**Set task:** Without including any pictures, write out all the entries exactly.

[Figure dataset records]
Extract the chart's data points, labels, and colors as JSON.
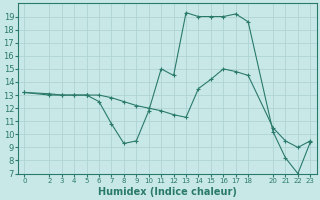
{
  "title": "",
  "xlabel": "Humidex (Indice chaleur)",
  "ylabel": "",
  "bg_color": "#c8e8e8",
  "grid_color": "#afd4d4",
  "line_color": "#2a7a6a",
  "curve1_x": [
    0,
    2,
    3,
    4,
    5,
    5,
    6,
    7,
    8,
    9,
    10,
    11,
    12,
    13,
    14,
    15,
    16,
    17,
    18,
    20,
    21,
    22,
    23
  ],
  "curve1_y": [
    13.2,
    13.0,
    13.0,
    13.0,
    13.0,
    13.0,
    12.5,
    10.8,
    9.3,
    9.5,
    11.8,
    15.0,
    14.5,
    19.3,
    19.0,
    19.0,
    19.0,
    19.2,
    18.6,
    10.2,
    8.2,
    7.0,
    9.4
  ],
  "curve2_x": [
    0,
    2,
    3,
    4,
    5,
    6,
    7,
    8,
    9,
    10,
    11,
    12,
    13,
    14,
    15,
    16,
    17,
    18,
    20,
    21,
    22,
    23
  ],
  "curve2_y": [
    13.2,
    13.1,
    13.0,
    13.0,
    13.0,
    13.0,
    12.8,
    12.5,
    12.2,
    12.0,
    11.8,
    11.5,
    11.3,
    13.5,
    14.2,
    15.0,
    14.8,
    14.5,
    10.5,
    9.5,
    9.0,
    9.5
  ],
  "ylim": [
    7,
    20
  ],
  "xlim": [
    -0.5,
    23.5
  ],
  "yticks": [
    7,
    8,
    9,
    10,
    11,
    12,
    13,
    14,
    15,
    16,
    17,
    18,
    19
  ],
  "xticks": [
    0,
    2,
    3,
    4,
    5,
    6,
    7,
    8,
    9,
    10,
    11,
    12,
    13,
    14,
    15,
    16,
    17,
    18,
    20,
    21,
    22,
    23
  ],
  "xlabel_fontsize": 7,
  "ytick_fontsize": 6,
  "xtick_fontsize": 5
}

**Answer to this problem:**
Extract the chart's data points, labels, and colors as JSON.
{
  "title": "",
  "xlabel": "Humidex (Indice chaleur)",
  "ylabel": "",
  "bg_color": "#c8e8e8",
  "grid_color": "#afd4d4",
  "line_color": "#2a7a6a",
  "curve1_x": [
    0,
    2,
    3,
    4,
    5,
    5,
    6,
    7,
    8,
    9,
    10,
    11,
    12,
    13,
    14,
    15,
    16,
    17,
    18,
    20,
    21,
    22,
    23
  ],
  "curve1_y": [
    13.2,
    13.0,
    13.0,
    13.0,
    13.0,
    13.0,
    12.5,
    10.8,
    9.3,
    9.5,
    11.8,
    15.0,
    14.5,
    19.3,
    19.0,
    19.0,
    19.0,
    19.2,
    18.6,
    10.2,
    8.2,
    7.0,
    9.4
  ],
  "curve2_x": [
    0,
    2,
    3,
    4,
    5,
    6,
    7,
    8,
    9,
    10,
    11,
    12,
    13,
    14,
    15,
    16,
    17,
    18,
    20,
    21,
    22,
    23
  ],
  "curve2_y": [
    13.2,
    13.1,
    13.0,
    13.0,
    13.0,
    13.0,
    12.8,
    12.5,
    12.2,
    12.0,
    11.8,
    11.5,
    11.3,
    13.5,
    14.2,
    15.0,
    14.8,
    14.5,
    10.5,
    9.5,
    9.0,
    9.5
  ],
  "ylim": [
    7,
    20
  ],
  "xlim": [
    -0.5,
    23.5
  ],
  "yticks": [
    7,
    8,
    9,
    10,
    11,
    12,
    13,
    14,
    15,
    16,
    17,
    18,
    19
  ],
  "xticks": [
    0,
    2,
    3,
    4,
    5,
    6,
    7,
    8,
    9,
    10,
    11,
    12,
    13,
    14,
    15,
    16,
    17,
    18,
    20,
    21,
    22,
    23
  ],
  "xlabel_fontsize": 7,
  "ytick_fontsize": 6,
  "xtick_fontsize": 5
}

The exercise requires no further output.